## start Material provided

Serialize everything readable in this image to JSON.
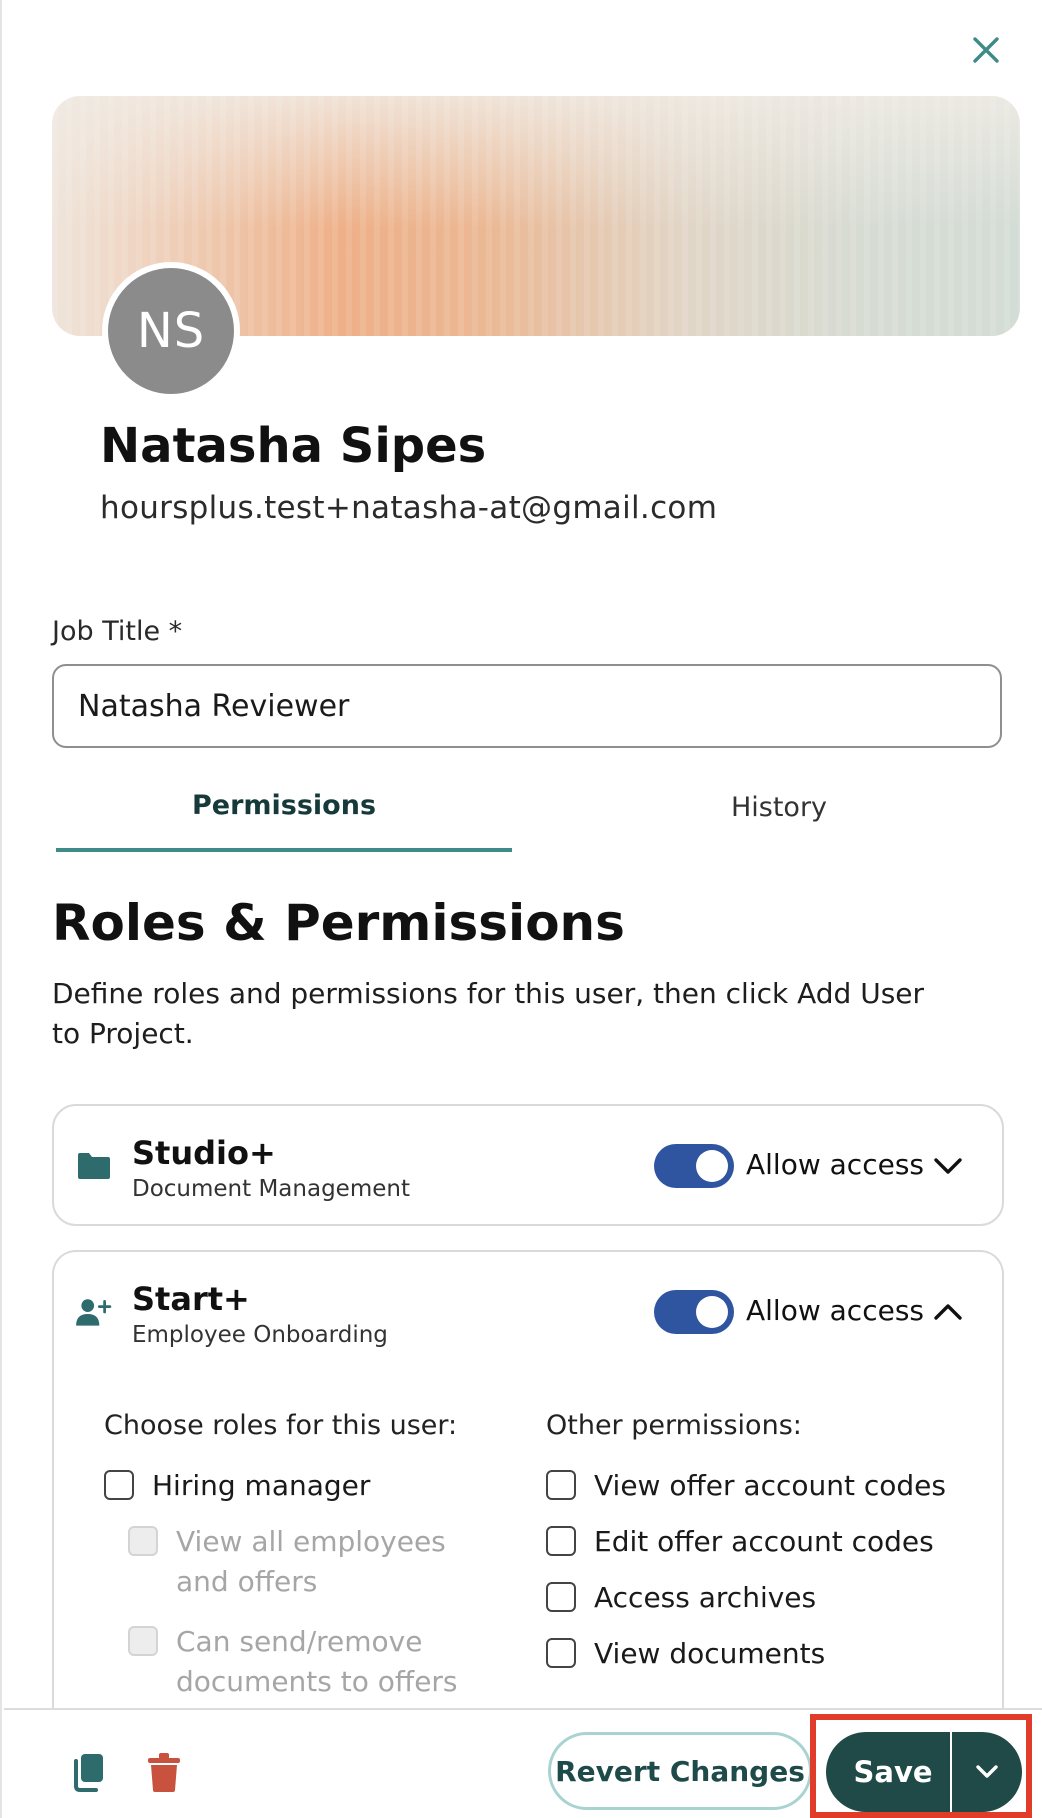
{
  "header": {
    "close_icon": "close-icon"
  },
  "profile": {
    "initials": "NS",
    "name": "Natasha Sipes",
    "email": "hoursplus.test+natasha-at@gmail.com"
  },
  "job_title": {
    "label": "Job Title *",
    "value": "Natasha Reviewer",
    "placeholder": ""
  },
  "tabs": [
    {
      "label": "Permissions",
      "active": true
    },
    {
      "label": "History",
      "active": false
    }
  ],
  "roles": {
    "title": "Roles & Permissions",
    "description": "Define roles and permissions for this user, then click Add User to Project."
  },
  "products": [
    {
      "name": "Studio+",
      "subtitle": "Document Management",
      "icon": "folder-icon",
      "access_label": "Allow access",
      "access_on": true,
      "expanded": false
    },
    {
      "name": "Start+",
      "subtitle": "Employee Onboarding",
      "icon": "user-plus-icon",
      "access_label": "Allow access",
      "access_on": true,
      "expanded": true,
      "roles_heading": "Choose roles for this user:",
      "roles": [
        {
          "label": "Hiring manager",
          "checked": false,
          "disabled": false
        },
        {
          "label": "View all employees and offers",
          "checked": false,
          "disabled": true
        },
        {
          "label": "Can send/remove documents to offers",
          "checked": false,
          "disabled": true
        }
      ],
      "other_heading": "Other permissions:",
      "other_permissions": [
        {
          "label": "View offer account codes",
          "checked": false
        },
        {
          "label": "Edit offer account codes",
          "checked": false
        },
        {
          "label": "Access archives",
          "checked": false
        },
        {
          "label": "View documents",
          "checked": false
        }
      ]
    }
  ],
  "footer": {
    "duplicate_icon": "copy-icon",
    "delete_icon": "trash-icon",
    "revert_label": "Revert Changes",
    "save_label": "Save",
    "save_menu_icon": "chevron-down-icon"
  },
  "colors": {
    "accent": "#3e8b88",
    "toggle_on": "#2f54a0",
    "primary_button": "#1f4a47",
    "delete_icon": "#c9523f",
    "highlight": "#e13b2a"
  }
}
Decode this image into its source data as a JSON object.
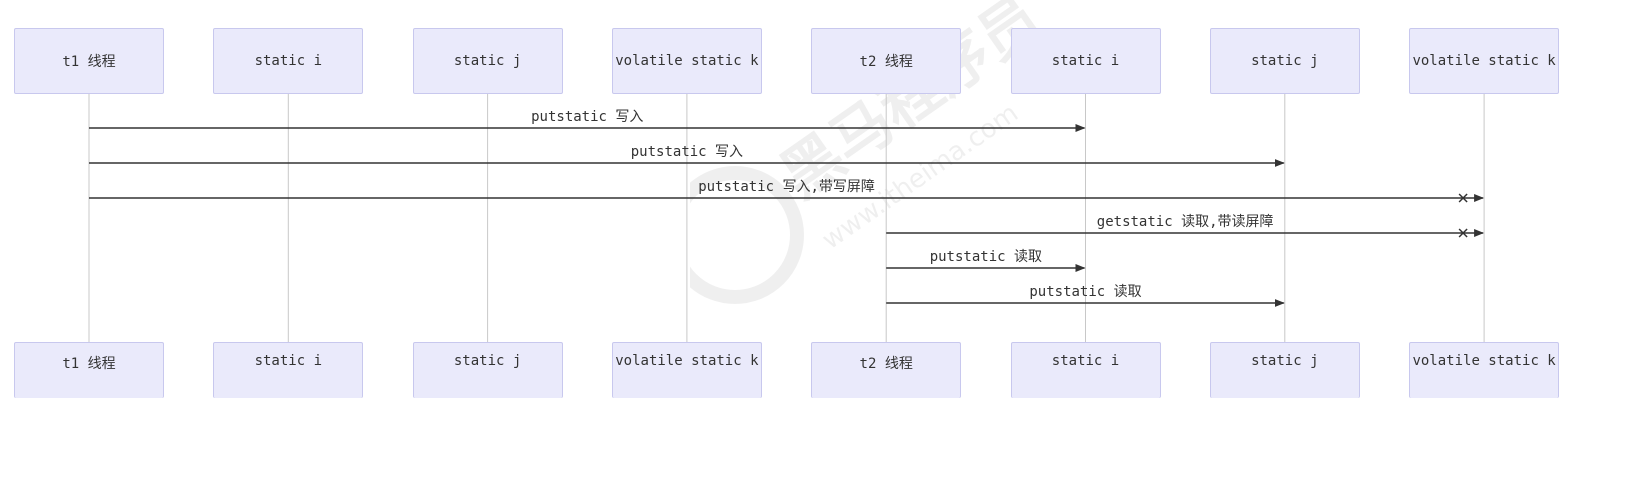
{
  "actors": [
    {
      "label": "t1 线程"
    },
    {
      "label": "static i"
    },
    {
      "label": "static j"
    },
    {
      "label": "volatile static k"
    },
    {
      "label": "t2 线程"
    },
    {
      "label": "static i"
    },
    {
      "label": "static j"
    },
    {
      "label": "volatile static k"
    }
  ],
  "messages": [
    {
      "from": 0,
      "to": 5,
      "label": "putstatic 写入",
      "cross": false
    },
    {
      "from": 0,
      "to": 6,
      "label": "putstatic 写入",
      "cross": false
    },
    {
      "from": 0,
      "to": 7,
      "label": "putstatic 写入,带写屏障",
      "cross": true
    },
    {
      "from": 4,
      "to": 7,
      "label": "getstatic 读取,带读屏障",
      "cross": true
    },
    {
      "from": 4,
      "to": 5,
      "label": "putstatic 读取",
      "cross": false
    },
    {
      "from": 4,
      "to": 6,
      "label": "putstatic 读取",
      "cross": false
    }
  ],
  "watermark": {
    "text": "黑马程序员",
    "url": "www.itheima.com"
  },
  "colors": {
    "actor_fill": "#eaeafb",
    "actor_border": "#c8c8ee",
    "lifeline": "#c8c8c8",
    "message_line": "#333333"
  }
}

## end Material provided

• [Task directions]: List every line in the records above that contains the word "account".

• [Result]:
          "label": "View offer account codes",
          "label": "Edit offer account codes",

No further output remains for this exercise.